- CHALLENGE -
All the data must come back unchanged, except that pictures are left out.

-- START OF RECORD EXTRACTS --

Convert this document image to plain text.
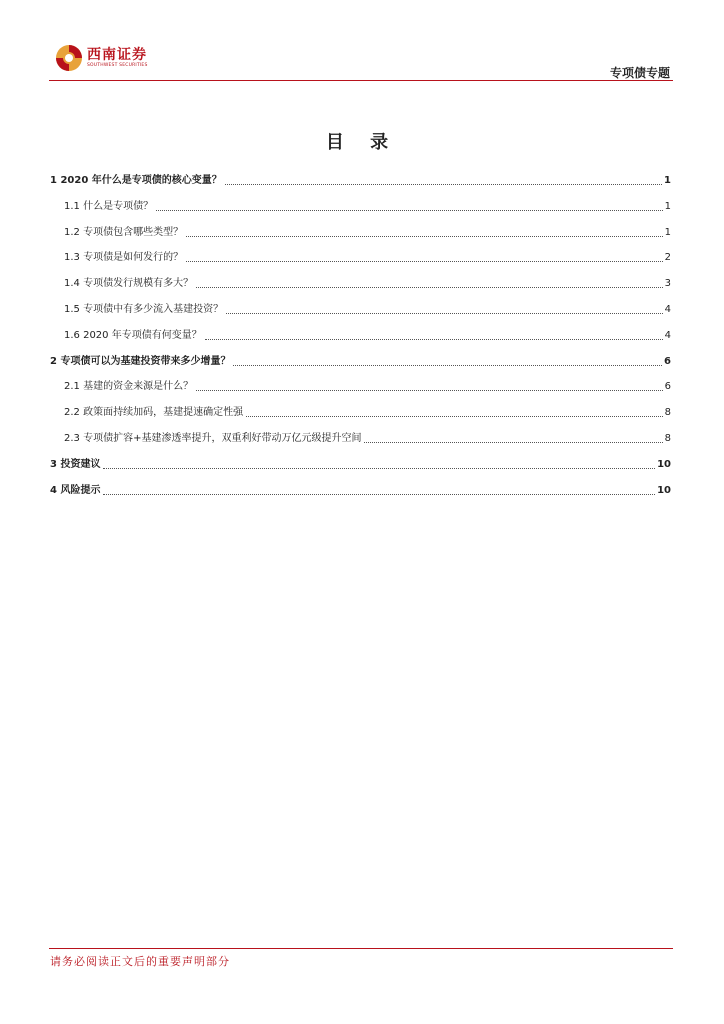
西南证券
SOUTHWEST SECURITIES
专项债专题
目 录
1 2020 年什么是专项债的核心变量？	1
1.1 什么是专项债？	1
1.2 专项债包含哪些类型？	1
1.3 专项债是如何发行的？	2
1.4 专项债发行规模有多大？	3
1.5 专项债中有多少流入基建投资？	4
1.6 2020 年专项债有何变量？	4
2 专项债可以为基建投资带来多少增量？	6
2.1 基建的资金来源是什么？	6
2.2 政策面持续加码，基建提速确定性强	8
2.3 专项债扩容+基建渗透率提升，双重利好带动万亿元级提升空间	8
3 投资建议	10
4 风险提示	10
请务必阅读正文后的重要声明部分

-- END OF RECORD EXTRACTS --

- EXPECTED OUTPUT -
Convert this document image to plain text.
西南证券
SOUTHWEST SECURITIES
专项债专题
目 录
1 2020 年什么是专项债的核心变量？	1
1.1 什么是专项债？	1
1.2 专项债包含哪些类型？	1
1.3 专项债是如何发行的？	2
1.4 专项债发行规模有多大？	3
1.5 专项债中有多少流入基建投资？	4
1.6 2020 年专项债有何变量？	4
2 专项债可以为基建投资带来多少增量？	6
2.1 基建的资金来源是什么？	6
2.2 政策面持续加码，基建提速确定性强	8
2.3 专项债扩容+基建渗透率提升，双重利好带动万亿元级提升空间	8
3 投资建议	10
4 风险提示	10
请务必阅读正文后的重要声明部分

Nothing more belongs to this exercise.